### What you should do
Make an exact copy of the lines below.

### Dataset excerpts
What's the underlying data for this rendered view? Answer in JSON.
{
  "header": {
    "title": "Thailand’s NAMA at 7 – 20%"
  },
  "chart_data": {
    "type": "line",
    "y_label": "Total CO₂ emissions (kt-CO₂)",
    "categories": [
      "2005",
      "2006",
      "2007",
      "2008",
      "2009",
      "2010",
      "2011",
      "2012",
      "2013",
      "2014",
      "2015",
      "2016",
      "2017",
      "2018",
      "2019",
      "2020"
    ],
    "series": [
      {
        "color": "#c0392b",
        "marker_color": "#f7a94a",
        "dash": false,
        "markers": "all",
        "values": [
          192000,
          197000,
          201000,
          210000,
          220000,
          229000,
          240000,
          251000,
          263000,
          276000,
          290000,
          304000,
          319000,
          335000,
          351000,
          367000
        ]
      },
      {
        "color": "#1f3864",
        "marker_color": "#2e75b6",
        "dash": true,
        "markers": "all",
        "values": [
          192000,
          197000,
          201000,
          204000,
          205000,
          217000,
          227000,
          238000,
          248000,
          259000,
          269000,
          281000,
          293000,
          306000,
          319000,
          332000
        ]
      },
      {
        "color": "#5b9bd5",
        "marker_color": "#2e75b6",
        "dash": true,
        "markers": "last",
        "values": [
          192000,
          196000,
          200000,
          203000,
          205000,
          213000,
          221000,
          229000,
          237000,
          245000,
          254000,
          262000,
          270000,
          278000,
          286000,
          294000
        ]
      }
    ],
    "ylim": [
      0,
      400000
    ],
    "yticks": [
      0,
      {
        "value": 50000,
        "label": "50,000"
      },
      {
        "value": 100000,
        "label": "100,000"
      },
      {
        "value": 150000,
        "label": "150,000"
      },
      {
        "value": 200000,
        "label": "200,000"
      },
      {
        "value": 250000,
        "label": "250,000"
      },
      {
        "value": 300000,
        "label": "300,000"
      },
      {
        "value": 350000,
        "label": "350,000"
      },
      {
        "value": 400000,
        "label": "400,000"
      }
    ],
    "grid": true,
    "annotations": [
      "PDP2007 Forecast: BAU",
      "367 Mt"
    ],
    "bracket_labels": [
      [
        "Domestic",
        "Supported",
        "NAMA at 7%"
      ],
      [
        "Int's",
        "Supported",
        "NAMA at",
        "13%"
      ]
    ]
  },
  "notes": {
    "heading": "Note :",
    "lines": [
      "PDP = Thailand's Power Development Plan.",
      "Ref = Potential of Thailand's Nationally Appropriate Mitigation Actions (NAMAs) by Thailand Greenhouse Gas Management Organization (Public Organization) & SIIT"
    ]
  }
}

### Answer
What's the underlying data for this rendered view? Answer in JSON.
{
  "header": {
    "title": "Thailand’s NAMA at 7 – 20%"
  },
  "chart_data": {
    "type": "line",
    "y_label": "Total CO₂ emissions (kt-CO₂)",
    "categories": [
      "2005",
      "2006",
      "2007",
      "2008",
      "2009",
      "2010",
      "2011",
      "2012",
      "2013",
      "2014",
      "2015",
      "2016",
      "2017",
      "2018",
      "2019",
      "2020"
    ],
    "series": [
      {
        "color": "#c0392b",
        "marker_color": "#f7a94a",
        "dash": false,
        "markers": "all",
        "values": [
          192000,
          197000,
          201000,
          210000,
          220000,
          229000,
          240000,
          251000,
          263000,
          276000,
          290000,
          304000,
          319000,
          335000,
          351000,
          367000
        ]
      },
      {
        "color": "#1f3864",
        "marker_color": "#2e75b6",
        "dash": true,
        "markers": "all",
        "values": [
          192000,
          197000,
          201000,
          204000,
          205000,
          217000,
          227000,
          238000,
          248000,
          259000,
          269000,
          281000,
          293000,
          306000,
          319000,
          332000
        ]
      },
      {
        "color": "#5b9bd5",
        "marker_color": "#2e75b6",
        "dash": true,
        "markers": "last",
        "values": [
          192000,
          196000,
          200000,
          203000,
          205000,
          213000,
          221000,
          229000,
          237000,
          245000,
          254000,
          262000,
          270000,
          278000,
          286000,
          294000
        ]
      }
    ],
    "ylim": [
      0,
      400000
    ],
    "yticks": [
      0,
      {
        "value": 50000,
        "label": "50,000"
      },
      {
        "value": 100000,
        "label": "100,000"
      },
      {
        "value": 150000,
        "label": "150,000"
      },
      {
        "value": 200000,
        "label": "200,000"
      },
      {
        "value": 250000,
        "label": "250,000"
      },
      {
        "value": 300000,
        "label": "300,000"
      },
      {
        "value": 350000,
        "label": "350,000"
      },
      {
        "value": 400000,
        "label": "400,000"
      }
    ],
    "grid": true,
    "annotations": [
      "PDP2007 Forecast: BAU",
      "367 Mt"
    ],
    "bracket_labels": [
      [
        "Domestic",
        "Supported",
        "NAMA at 7%"
      ],
      [
        "Int's",
        "Supported",
        "NAMA at",
        "13%"
      ]
    ]
  },
  "notes": {
    "heading": "Note :",
    "lines": [
      "PDP = Thailand's Power Development Plan.",
      "Ref = Potential of Thailand's Nationally Appropriate Mitigation Actions (NAMAs) by Thailand Greenhouse Gas Management Organization (Public Organization) & SIIT"
    ]
  }
}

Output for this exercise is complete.